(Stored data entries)
··········
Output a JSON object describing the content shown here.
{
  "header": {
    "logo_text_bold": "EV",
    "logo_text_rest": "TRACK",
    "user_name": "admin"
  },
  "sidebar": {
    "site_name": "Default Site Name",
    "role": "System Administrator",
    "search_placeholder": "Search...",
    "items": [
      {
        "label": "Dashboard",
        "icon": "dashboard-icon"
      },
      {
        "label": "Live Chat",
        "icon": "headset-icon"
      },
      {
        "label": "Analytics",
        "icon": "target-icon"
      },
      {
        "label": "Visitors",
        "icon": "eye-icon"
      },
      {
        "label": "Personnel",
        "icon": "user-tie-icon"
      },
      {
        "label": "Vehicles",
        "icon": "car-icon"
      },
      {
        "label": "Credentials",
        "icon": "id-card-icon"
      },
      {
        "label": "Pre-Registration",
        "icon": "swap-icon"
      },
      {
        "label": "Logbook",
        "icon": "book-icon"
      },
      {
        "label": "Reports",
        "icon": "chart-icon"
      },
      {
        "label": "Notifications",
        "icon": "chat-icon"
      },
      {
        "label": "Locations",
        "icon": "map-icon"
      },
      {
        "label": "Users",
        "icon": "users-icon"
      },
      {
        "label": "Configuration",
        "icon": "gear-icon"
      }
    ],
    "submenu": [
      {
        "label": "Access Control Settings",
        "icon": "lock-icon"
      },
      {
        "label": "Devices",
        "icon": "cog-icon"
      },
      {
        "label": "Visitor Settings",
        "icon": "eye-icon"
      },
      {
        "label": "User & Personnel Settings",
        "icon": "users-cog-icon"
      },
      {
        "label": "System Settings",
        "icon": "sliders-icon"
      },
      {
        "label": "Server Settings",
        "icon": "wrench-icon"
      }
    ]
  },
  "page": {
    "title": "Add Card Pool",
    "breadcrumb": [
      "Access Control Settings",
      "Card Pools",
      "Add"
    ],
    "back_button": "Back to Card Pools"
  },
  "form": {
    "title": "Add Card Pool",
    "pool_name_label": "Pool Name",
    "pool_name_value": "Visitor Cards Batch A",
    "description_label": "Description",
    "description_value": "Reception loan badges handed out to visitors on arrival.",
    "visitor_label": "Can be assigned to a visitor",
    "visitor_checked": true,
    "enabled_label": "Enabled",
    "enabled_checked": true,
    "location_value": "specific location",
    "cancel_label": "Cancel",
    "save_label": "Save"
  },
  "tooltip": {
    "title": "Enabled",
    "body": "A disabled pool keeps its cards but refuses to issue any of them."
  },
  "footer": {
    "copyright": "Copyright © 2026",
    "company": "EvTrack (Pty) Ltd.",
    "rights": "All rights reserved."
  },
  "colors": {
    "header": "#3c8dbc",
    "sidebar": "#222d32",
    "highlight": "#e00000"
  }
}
··········
Print all of the entries again, exactly as written.

Output a JSON object describing the content shown here.
{
  "header": {
    "logo_text_bold": "EV",
    "logo_text_rest": "TRACK",
    "user_name": "admin"
  },
  "sidebar": {
    "site_name": "Default Site Name",
    "role": "System Administrator",
    "search_placeholder": "Search...",
    "items": [
      {
        "label": "Dashboard",
        "icon": "dashboard-icon"
      },
      {
        "label": "Live Chat",
        "icon": "headset-icon"
      },
      {
        "label": "Analytics",
        "icon": "target-icon"
      },
      {
        "label": "Visitors",
        "icon": "eye-icon"
      },
      {
        "label": "Personnel",
        "icon": "user-tie-icon"
      },
      {
        "label": "Vehicles",
        "icon": "car-icon"
      },
      {
        "label": "Credentials",
        "icon": "id-card-icon"
      },
      {
        "label": "Pre-Registration",
        "icon": "swap-icon"
      },
      {
        "label": "Logbook",
        "icon": "book-icon"
      },
      {
        "label": "Reports",
        "icon": "chart-icon"
      },
      {
        "label": "Notifications",
        "icon": "chat-icon"
      },
      {
        "label": "Locations",
        "icon": "map-icon"
      },
      {
        "label": "Users",
        "icon": "users-icon"
      },
      {
        "label": "Configuration",
        "icon": "gear-icon"
      }
    ],
    "submenu": [
      {
        "label": "Access Control Settings",
        "icon": "lock-icon"
      },
      {
        "label": "Devices",
        "icon": "cog-icon"
      },
      {
        "label": "Visitor Settings",
        "icon": "eye-icon"
      },
      {
        "label": "User & Personnel Settings",
        "icon": "users-cog-icon"
      },
      {
        "label": "System Settings",
        "icon": "sliders-icon"
      },
      {
        "label": "Server Settings",
        "icon": "wrench-icon"
      }
    ]
  },
  "page": {
    "title": "Add Card Pool",
    "breadcrumb": [
      "Access Control Settings",
      "Card Pools",
      "Add"
    ],
    "back_button": "Back to Card Pools"
  },
  "form": {
    "title": "Add Card Pool",
    "pool_name_label": "Pool Name",
    "pool_name_value": "Visitor Cards Batch A",
    "description_label": "Description",
    "description_value": "Reception loan badges handed out to visitors on arrival.",
    "visitor_label": "Can be assigned to a visitor",
    "visitor_checked": true,
    "enabled_label": "Enabled",
    "enabled_checked": true,
    "location_value": "specific location",
    "cancel_label": "Cancel",
    "save_label": "Save"
  },
  "tooltip": {
    "title": "Enabled",
    "body": "A disabled pool keeps its cards but refuses to issue any of them."
  },
  "footer": {
    "copyright": "Copyright © 2026",
    "company": "EvTrack (Pty) Ltd.",
    "rights": "All rights reserved."
  },
  "colors": {
    "header": "#3c8dbc",
    "sidebar": "#222d32",
    "highlight": "#e00000"
  }
}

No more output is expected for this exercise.